**Exercise instructions**
In the listing that follows, count every line with the word "image" in it and write only the total.

Dataset items

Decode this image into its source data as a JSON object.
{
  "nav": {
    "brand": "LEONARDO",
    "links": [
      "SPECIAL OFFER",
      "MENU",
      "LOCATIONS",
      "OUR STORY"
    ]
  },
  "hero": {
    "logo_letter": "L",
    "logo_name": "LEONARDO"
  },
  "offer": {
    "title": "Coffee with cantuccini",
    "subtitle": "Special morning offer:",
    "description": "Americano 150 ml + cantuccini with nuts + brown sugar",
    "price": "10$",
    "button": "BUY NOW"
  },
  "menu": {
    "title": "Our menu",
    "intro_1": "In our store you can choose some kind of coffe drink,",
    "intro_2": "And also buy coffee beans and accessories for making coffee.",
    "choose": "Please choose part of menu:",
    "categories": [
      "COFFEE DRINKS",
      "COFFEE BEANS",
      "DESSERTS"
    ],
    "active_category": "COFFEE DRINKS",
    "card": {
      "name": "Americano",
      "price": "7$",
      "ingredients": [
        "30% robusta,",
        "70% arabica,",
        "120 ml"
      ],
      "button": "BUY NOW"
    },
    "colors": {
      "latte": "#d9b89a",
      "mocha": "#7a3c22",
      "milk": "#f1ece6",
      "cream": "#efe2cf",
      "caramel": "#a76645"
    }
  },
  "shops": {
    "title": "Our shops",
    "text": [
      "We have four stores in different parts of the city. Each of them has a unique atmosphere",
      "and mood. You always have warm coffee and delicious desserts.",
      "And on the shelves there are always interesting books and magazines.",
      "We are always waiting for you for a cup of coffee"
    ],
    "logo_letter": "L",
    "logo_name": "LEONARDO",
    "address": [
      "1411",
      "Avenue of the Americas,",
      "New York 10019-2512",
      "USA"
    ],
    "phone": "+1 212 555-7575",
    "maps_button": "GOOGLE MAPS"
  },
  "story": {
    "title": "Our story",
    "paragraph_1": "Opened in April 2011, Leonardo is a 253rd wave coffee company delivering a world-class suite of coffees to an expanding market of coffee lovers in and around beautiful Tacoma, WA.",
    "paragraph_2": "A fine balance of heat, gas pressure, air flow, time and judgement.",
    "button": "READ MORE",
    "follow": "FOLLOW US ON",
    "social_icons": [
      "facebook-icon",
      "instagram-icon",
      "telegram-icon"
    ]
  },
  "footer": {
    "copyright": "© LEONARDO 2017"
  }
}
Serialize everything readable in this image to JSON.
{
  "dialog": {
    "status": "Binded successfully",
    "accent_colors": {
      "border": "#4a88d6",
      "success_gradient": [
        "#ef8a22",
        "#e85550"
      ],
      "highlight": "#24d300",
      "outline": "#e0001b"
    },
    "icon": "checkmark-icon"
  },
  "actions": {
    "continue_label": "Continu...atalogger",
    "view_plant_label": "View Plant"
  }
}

**Solution for this exercise**
2